Records from a collection:
BEGIN

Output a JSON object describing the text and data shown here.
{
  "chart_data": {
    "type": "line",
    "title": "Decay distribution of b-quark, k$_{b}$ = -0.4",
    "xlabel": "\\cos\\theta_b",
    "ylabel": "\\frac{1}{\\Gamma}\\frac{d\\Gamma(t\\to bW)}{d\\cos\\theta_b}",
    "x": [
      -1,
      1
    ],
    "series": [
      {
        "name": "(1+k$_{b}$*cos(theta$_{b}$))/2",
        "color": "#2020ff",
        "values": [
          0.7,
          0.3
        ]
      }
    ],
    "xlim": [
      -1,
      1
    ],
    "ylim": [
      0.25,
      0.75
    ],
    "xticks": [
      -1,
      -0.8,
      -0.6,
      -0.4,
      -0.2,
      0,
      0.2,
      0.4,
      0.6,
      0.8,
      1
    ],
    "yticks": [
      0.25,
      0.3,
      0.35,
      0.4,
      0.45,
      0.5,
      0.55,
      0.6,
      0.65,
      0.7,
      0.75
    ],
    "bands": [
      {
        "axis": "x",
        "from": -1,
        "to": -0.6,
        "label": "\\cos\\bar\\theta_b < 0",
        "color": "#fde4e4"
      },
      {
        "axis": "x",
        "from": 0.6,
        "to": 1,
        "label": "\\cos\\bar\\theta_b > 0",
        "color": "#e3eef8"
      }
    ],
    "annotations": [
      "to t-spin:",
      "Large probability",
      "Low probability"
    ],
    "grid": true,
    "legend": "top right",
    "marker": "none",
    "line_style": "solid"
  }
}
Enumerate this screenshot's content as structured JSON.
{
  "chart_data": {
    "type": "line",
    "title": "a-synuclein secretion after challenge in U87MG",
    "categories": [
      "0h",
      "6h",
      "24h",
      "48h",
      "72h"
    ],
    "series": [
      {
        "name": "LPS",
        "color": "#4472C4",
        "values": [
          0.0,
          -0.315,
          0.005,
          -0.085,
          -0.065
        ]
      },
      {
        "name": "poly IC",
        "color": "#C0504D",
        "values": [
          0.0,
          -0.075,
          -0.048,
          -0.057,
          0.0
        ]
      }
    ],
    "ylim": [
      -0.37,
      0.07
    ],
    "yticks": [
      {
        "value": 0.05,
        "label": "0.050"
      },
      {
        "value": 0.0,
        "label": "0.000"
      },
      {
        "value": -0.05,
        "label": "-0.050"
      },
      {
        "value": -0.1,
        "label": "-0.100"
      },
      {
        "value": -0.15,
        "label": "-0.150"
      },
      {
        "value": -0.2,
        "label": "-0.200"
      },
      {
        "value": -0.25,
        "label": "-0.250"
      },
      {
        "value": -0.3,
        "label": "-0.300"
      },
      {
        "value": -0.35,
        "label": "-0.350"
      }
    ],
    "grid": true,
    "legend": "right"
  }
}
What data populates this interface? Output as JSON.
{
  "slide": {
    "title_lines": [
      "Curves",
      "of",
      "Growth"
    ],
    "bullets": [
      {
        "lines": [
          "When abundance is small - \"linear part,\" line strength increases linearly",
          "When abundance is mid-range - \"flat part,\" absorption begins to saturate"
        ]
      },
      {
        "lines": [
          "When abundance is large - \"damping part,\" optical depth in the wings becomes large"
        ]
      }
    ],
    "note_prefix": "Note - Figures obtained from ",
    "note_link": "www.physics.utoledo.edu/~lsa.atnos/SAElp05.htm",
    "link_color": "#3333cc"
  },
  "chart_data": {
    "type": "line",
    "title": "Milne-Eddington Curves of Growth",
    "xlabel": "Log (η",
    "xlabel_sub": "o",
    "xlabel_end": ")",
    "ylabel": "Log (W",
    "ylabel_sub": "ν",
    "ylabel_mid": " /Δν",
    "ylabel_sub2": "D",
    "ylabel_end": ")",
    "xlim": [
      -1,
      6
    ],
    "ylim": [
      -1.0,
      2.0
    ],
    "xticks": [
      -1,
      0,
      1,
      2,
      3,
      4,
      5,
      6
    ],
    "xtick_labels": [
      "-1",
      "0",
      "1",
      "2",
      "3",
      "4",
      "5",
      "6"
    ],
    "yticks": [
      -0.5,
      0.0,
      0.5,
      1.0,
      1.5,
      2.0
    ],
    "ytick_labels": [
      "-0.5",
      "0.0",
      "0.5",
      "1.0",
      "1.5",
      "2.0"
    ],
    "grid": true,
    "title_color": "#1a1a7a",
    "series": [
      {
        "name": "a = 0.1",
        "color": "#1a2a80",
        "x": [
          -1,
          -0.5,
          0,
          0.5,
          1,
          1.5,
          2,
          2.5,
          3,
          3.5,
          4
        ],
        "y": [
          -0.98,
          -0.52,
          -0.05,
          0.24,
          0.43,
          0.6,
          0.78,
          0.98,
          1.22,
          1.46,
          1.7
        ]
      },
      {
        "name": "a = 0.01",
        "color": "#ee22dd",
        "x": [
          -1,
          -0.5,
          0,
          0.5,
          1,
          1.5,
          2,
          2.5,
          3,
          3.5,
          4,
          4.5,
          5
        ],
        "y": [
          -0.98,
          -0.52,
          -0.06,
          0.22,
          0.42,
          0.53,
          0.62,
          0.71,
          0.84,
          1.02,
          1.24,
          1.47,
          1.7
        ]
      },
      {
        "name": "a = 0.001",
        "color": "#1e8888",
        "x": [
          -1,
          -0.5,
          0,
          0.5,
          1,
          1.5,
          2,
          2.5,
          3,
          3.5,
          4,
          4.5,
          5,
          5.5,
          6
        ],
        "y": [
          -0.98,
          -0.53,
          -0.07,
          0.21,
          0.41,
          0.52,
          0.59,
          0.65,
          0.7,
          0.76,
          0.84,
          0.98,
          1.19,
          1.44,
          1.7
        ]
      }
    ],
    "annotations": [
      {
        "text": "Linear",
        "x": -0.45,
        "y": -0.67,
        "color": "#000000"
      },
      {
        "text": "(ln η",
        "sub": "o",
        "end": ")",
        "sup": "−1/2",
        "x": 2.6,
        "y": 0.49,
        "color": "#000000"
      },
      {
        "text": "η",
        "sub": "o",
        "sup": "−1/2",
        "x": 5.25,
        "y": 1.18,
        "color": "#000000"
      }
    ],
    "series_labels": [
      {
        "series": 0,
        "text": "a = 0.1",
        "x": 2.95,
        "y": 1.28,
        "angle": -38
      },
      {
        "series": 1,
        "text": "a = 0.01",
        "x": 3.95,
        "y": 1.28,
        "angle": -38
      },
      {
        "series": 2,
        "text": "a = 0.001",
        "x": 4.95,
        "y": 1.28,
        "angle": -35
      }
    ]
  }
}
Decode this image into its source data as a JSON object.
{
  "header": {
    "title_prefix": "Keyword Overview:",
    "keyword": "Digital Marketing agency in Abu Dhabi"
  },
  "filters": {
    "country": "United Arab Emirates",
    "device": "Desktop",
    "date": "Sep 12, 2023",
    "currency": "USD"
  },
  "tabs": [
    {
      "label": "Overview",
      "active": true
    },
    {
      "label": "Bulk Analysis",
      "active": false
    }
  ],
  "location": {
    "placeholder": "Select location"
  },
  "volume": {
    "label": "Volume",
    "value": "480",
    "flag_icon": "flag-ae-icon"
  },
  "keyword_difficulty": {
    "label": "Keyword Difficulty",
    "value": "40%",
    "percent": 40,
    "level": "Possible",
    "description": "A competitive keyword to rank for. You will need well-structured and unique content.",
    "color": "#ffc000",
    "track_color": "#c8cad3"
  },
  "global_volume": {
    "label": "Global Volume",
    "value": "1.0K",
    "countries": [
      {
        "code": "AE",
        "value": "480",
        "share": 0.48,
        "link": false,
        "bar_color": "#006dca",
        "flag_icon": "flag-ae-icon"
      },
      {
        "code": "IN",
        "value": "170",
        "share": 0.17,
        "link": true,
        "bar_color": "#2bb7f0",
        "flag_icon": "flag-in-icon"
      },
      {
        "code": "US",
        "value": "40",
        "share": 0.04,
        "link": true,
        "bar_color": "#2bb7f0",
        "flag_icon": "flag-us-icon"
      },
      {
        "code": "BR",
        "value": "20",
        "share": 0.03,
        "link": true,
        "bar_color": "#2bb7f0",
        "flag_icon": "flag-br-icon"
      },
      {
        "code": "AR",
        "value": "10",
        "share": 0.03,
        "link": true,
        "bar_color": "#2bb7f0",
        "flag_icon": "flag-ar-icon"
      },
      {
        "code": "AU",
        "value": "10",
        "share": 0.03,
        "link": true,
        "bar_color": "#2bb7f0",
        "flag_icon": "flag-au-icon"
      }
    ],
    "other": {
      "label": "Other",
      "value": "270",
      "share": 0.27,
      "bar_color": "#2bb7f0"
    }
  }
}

END

What to do: Return each line with "abundance".

Solution to the exercise:
          "When abundance is small - \"linear part,\" line strength increases linearly",
          "When abundance is mid-range - \"flat part,\" absorption begins to saturate"
          "When abundance is large - \"damping part,\" optical depth in the wings becomes large"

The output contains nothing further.